SUPPLIED DATA:
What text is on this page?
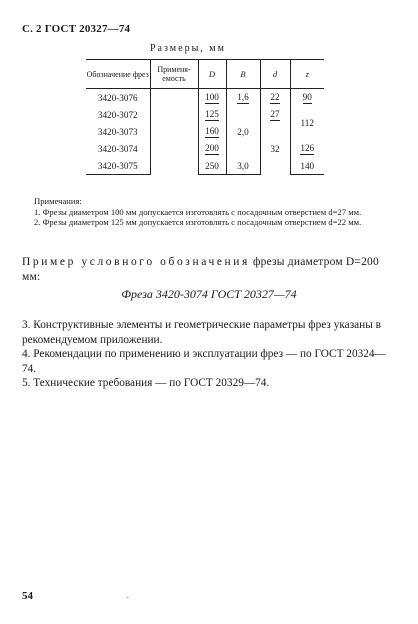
С. 2 ГОСТ 20327—74
Размеры, мм
Обозначение фрез	Применя-емость	D	B	d	z
3420-3076		100	1,6	22	90
3420-3072		125	2,0	27	112
3420-3073		160		32	
3420-3074		200			126
3420-3075		250	3,0		140
Примечания:
1. Фрезы диаметром 100 мм допускается изготовлять с посадочным отверстием d=27 мм.
2. Фрезы диаметром 125 мм допускается изготовлять с посадочным отверстием d=22 мм.
Пример условного обозначения фрезы диаметром D=200 мм:
Фреза 3420-3074 ГОСТ 20327—74
3. Конструктивные элементы и геометрические параметры фрез указаны в рекомендуемом приложении.
4. Рекомендации по применению и эксплуатации фрез — по ГОСТ 20324—74.
5. Технические требования — по ГОСТ 20329—74.
54	-
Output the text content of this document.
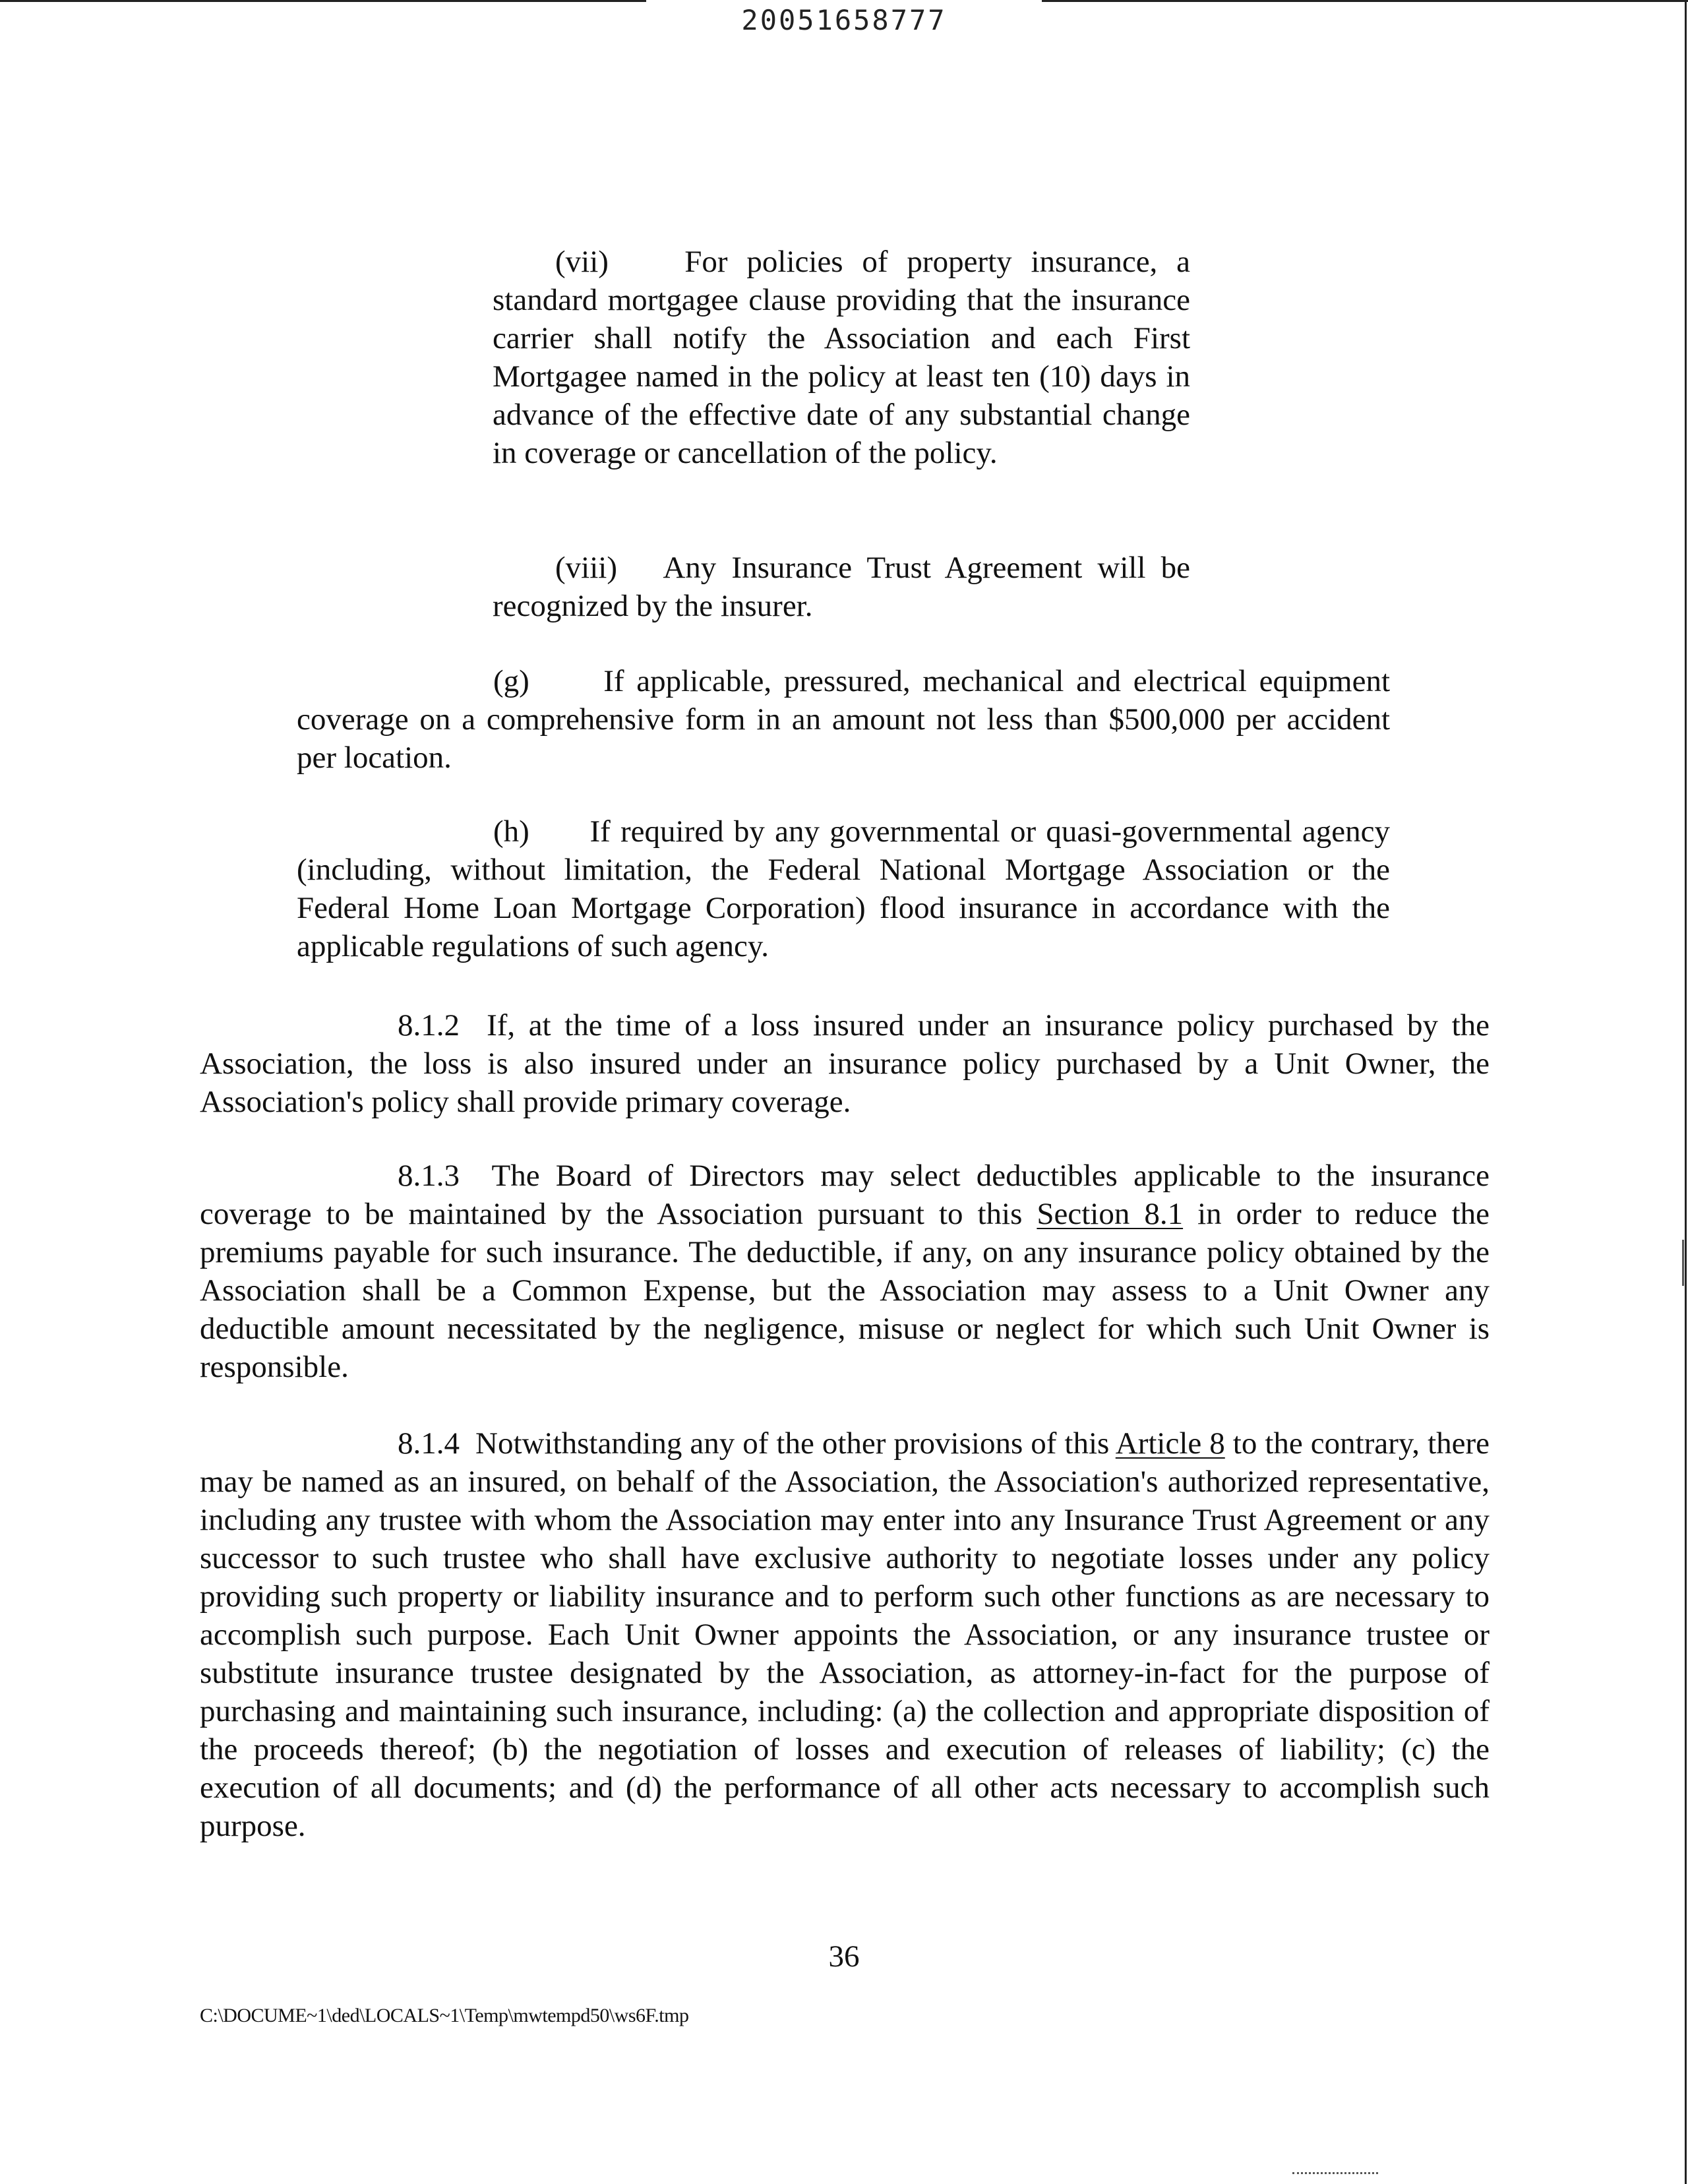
20051658777

(vii) For policies of property insurance, a standard mortgagee clause providing that the insurance carrier shall notify the Association and each First Mortgagee named in the policy at least ten (10) days in advance of the effective date of any substantial change in coverage or cancellation of the policy.

(viii) Any Insurance Trust Agreement will be recognized by the insurer.

(g) If applicable, pressured, mechanical and electrical equipment coverage on a comprehensive form in an amount not less than $500,000 per accident per location.

(h) If required by any governmental or quasi-governmental agency (including, without limitation, the Federal National Mortgage Association or the Federal Home Loan Mortgage Corporation) flood insurance in accordance with the applicable regulations of such agency.

8.1.2 If, at the time of a loss insured under an insurance policy purchased by the Association, the loss is also insured under an insurance policy purchased by a Unit Owner, the Association's policy shall provide primary coverage.

8.1.3 The Board of Directors may select deductibles applicable to the insurance coverage to be maintained by the Association pursuant to this Section 8.1 in order to reduce the premiums payable for such insurance. The deductible, if any, on any insurance policy obtained by the Association shall be a Common Expense, but the Association may assess to a Unit Owner any deductible amount necessitated by the negligence, misuse or neglect for which such Unit Owner is responsible.

8.1.4 Notwithstanding any of the other provisions of this Article 8 to the contrary, there may be named as an insured, on behalf of the Association, the Association's authorized representative, including any trustee with whom the Association may enter into any Insurance Trust Agreement or any successor to such trustee who shall have exclusive authority to negotiate losses under any policy providing such property or liability insurance and to perform such other functions as are necessary to accomplish such purpose. Each Unit Owner appoints the Association, or any insurance trustee or substitute insurance trustee designated by the Association, as attorney-in-fact for the purpose of purchasing and maintaining such insurance, including: (a) the collection and appropriate disposition of the proceeds thereof; (b) the negotiation of losses and execution of releases of liability; (c) the execution of all documents; and (d) the performance of all other acts necessary to accomplish such purpose.

36

C:\DOCUME~1\ded\LOCALS~1\Temp\mwtempd50\ws6F.tmp
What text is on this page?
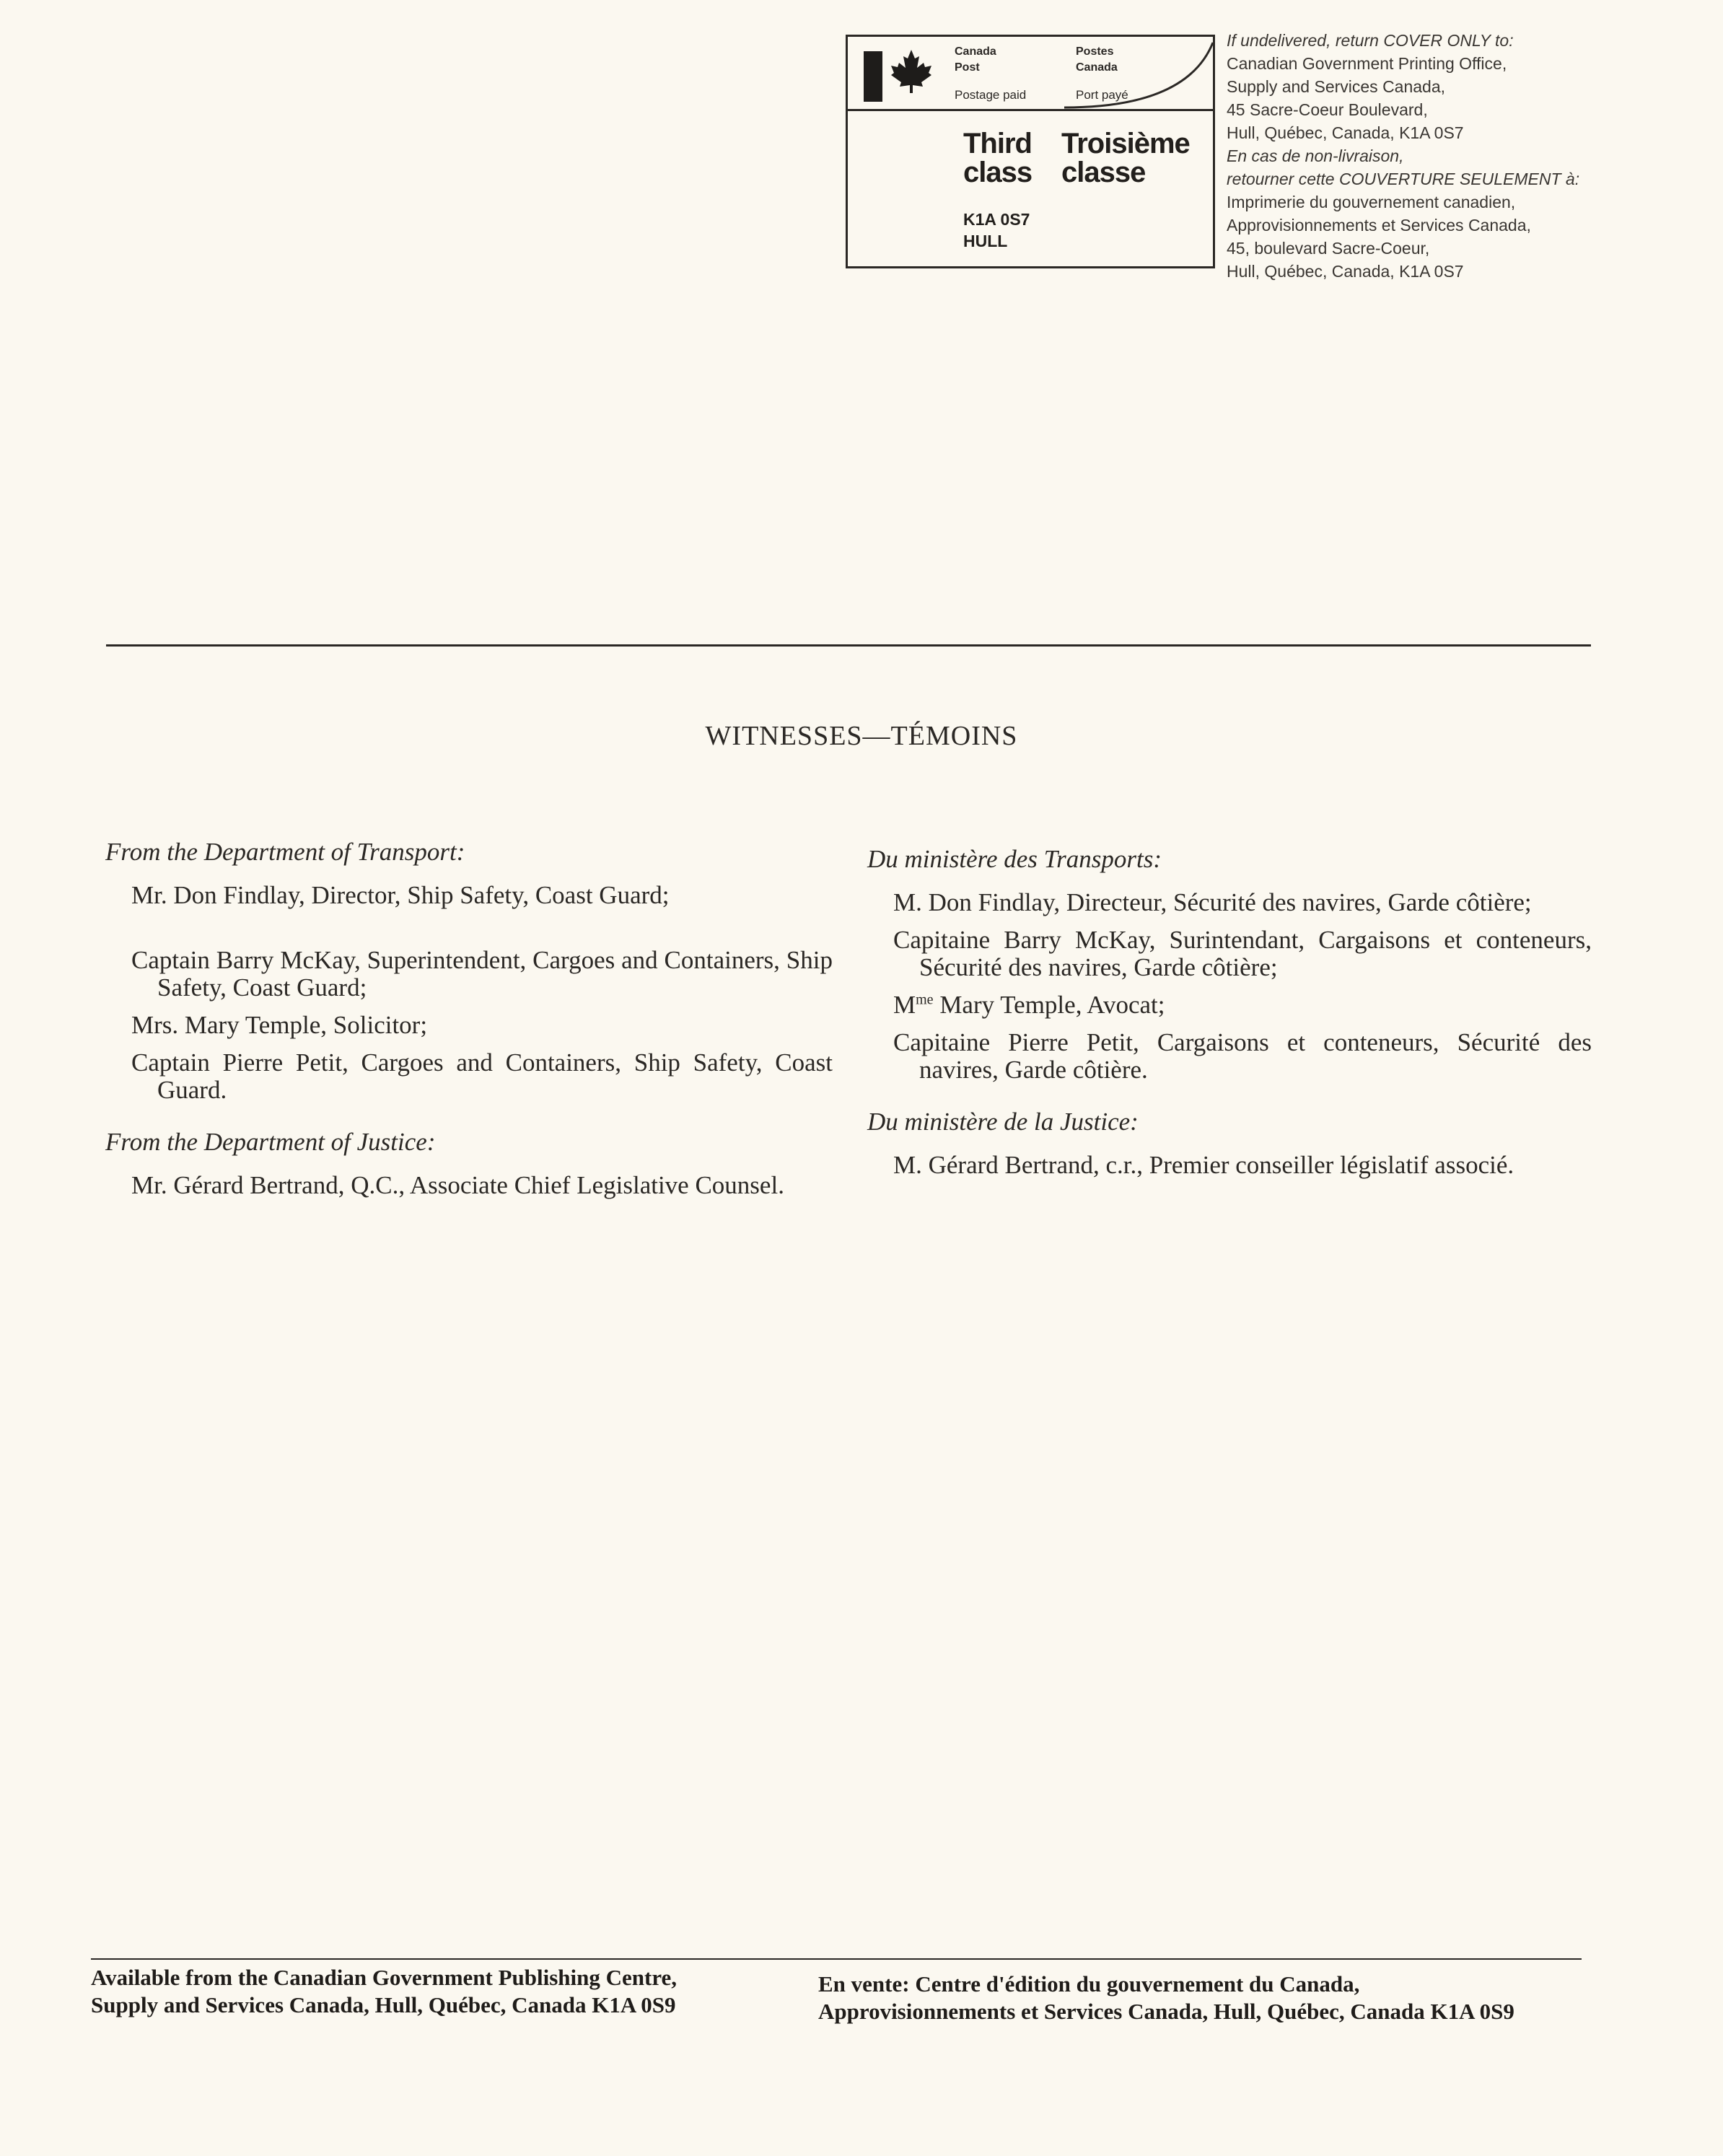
Canada
Post
Postes
Canada
Postage paid	Port payé
Third
class
Troisième
classe
K1A 0S7
HULL
If undelivered, return COVER ONLY to:
Canadian Government Printing Office,
Supply and Services Canada,
45 Sacre-Coeur Boulevard,
Hull, Québec, Canada, K1A 0S7
En cas de non-livraison,
retourner cette COUVERTURE SEULEMENT à:
Imprimerie du gouvernement canadien,
Approvisionnements et Services Canada,
45, boulevard Sacre-Coeur,
Hull, Québec, Canada, K1A 0S7
WITNESSES—TÉMOINS
From the Department of Transport:
Mr. Don Findlay, Director, Ship Safety, Coast Guard;
Captain Barry McKay, Superintendent, Cargoes and Containers, Ship Safety, Coast Guard;
Mrs. Mary Temple, Solicitor;
Captain Pierre Petit, Cargoes and Containers, Ship Safety, Coast Guard.
From the Department of Justice:
Mr. Gérard Bertrand, Q.C., Associate Chief Legislative Counsel.
Du ministère des Transports:
M. Don Findlay, Directeur, Sécurité des navires, Garde côtière;
Capitaine Barry McKay, Surintendant, Cargaisons et conteneurs, Sécurité des navires, Garde côtière;
$M^{me}$ Mary Temple, Avocat;
Capitaine Pierre Petit, Cargaisons et conteneurs, Sécurité des navires, Garde côtière.
Du ministère de la Justice:
M. Gérard Bertrand, c.r., Premier conseiller législatif associé.
Available from the Canadian Government Publishing Centre,
Supply and Services Canada, Hull, Québec, Canada K1A 0S9
En vente: Centre d'édition du gouvernement du Canada,
Approvisionnements et Services Canada, Hull, Québec, Canada K1A 0S9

TASK PROMPT: Return the material exactly as given, apart from the pictures.

TASK ANSWER:
What text is on this page?
С. 2 ГОСТ 20327—74
Размеры, мм
Обозначение фрез	Применя-емость	D	B	d	z
3420-3076		100	1,6	22	90
3420-3072		125	2,0	27	112
3420-3073		160		32	
3420-3074		200			126
3420-3075		250	3,0		140
Примечания:
1. Фрезы диаметром 100 мм допускается изготовлять с посадочным отверстием d=27 мм.
2. Фрезы диаметром 125 мм допускается изготовлять с посадочным отверстием d=22 мм.
Пример условного обозначения фрезы диаметром D=200 мм:
Фреза 3420-3074 ГОСТ 20327—74
3. Конструктивные элементы и геометрические параметры фрез указаны в рекомендуемом приложении.
4. Рекомендации по применению и эксплуатации фрез — по ГОСТ 20324—74.
5. Технические требования — по ГОСТ 20329—74.
54	-
Output the text content of this document.
20051658777

(vii) For policies of property insurance, a standard mortgagee clause providing that the insurance carrier shall notify the Association and each First Mortgagee named in the policy at least ten (10) days in advance of the effective date of any substantial change in coverage or cancellation of the policy.

(viii) Any Insurance Trust Agreement will be recognized by the insurer.

(g) If applicable, pressured, mechanical and electrical equipment coverage on a comprehensive form in an amount not less than $500,000 per accident per location.

(h) If required by any governmental or quasi-governmental agency (including, without limitation, the Federal National Mortgage Association or the Federal Home Loan Mortgage Corporation) flood insurance in accordance with the applicable regulations of such agency.

8.1.2 If, at the time of a loss insured under an insurance policy purchased by the Association, the loss is also insured under an insurance policy purchased by a Unit Owner, the Association's policy shall provide primary coverage.

8.1.3 The Board of Directors may select deductibles applicable to the insurance coverage to be maintained by the Association pursuant to this Section 8.1 in order to reduce the premiums payable for such insurance. The deductible, if any, on any insurance policy obtained by the Association shall be a Common Expense, but the Association may assess to a Unit Owner any deductible amount necessitated by the negligence, misuse or neglect for which such Unit Owner is responsible.

8.1.4 Notwithstanding any of the other provisions of this Article 8 to the contrary, there may be named as an insured, on behalf of the Association, the Association's authorized representative, including any trustee with whom the Association may enter into any Insurance Trust Agreement or any successor to such trustee who shall have exclusive authority to negotiate losses under any policy providing such property or liability insurance and to perform such other functions as are necessary to accomplish such purpose. Each Unit Owner appoints the Association, or any insurance trustee or substitute insurance trustee designated by the Association, as attorney-in-fact for the purpose of purchasing and maintaining such insurance, including: (a) the collection and appropriate disposition of the proceeds thereof; (b) the negotiation of losses and execution of releases of liability; (c) the execution of all documents; and (d) the performance of all other acts necessary to accomplish such purpose.

36

C:\DOCUME~1\ded\LOCALS~1\Temp\mwtempd50\ws6F.tmp
What text is on this page?
Canada
Post
Postes
Canada
Postage paid	Port payé
Third
class
Troisième
classe
K1A 0S7
HULL
If undelivered, return COVER ONLY to:
Canadian Government Printing Office,
Supply and Services Canada,
45 Sacre-Coeur Boulevard,
Hull, Québec, Canada, K1A 0S7
En cas de non-livraison,
retourner cette COUVERTURE SEULEMENT à:
Imprimerie du gouvernement canadien,
Approvisionnements et Services Canada,
45, boulevard Sacre-Coeur,
Hull, Québec, Canada, K1A 0S7
WITNESSES—TÉMOINS
From the Department of Transport:
Mr. Don Findlay, Director, Ship Safety, Coast Guard;
Captain Barry McKay, Superintendent, Cargoes and Containers, Ship Safety, Coast Guard;
Mrs. Mary Temple, Solicitor;
Captain Pierre Petit, Cargoes and Containers, Ship Safety, Coast Guard.
From the Department of Justice:
Mr. Gérard Bertrand, Q.C., Associate Chief Legislative Counsel.
Du ministère des Transports:
M. Don Findlay, Directeur, Sécurité des navires, Garde côtière;
Capitaine Barry McKay, Surintendant, Cargaisons et conteneurs, Sécurité des navires, Garde côtière;
$M^{me}$ Mary Temple, Avocat;
Capitaine Pierre Petit, Cargaisons et conteneurs, Sécurité des navires, Garde côtière.
Du ministère de la Justice:
M. Gérard Bertrand, c.r., Premier conseiller législatif associé.
Available from the Canadian Government Publishing Centre,
Supply and Services Canada, Hull, Québec, Canada K1A 0S9
En vente: Centre d'édition du gouvernement du Canada,
Approvisionnements et Services Canada, Hull, Québec, Canada K1A 0S9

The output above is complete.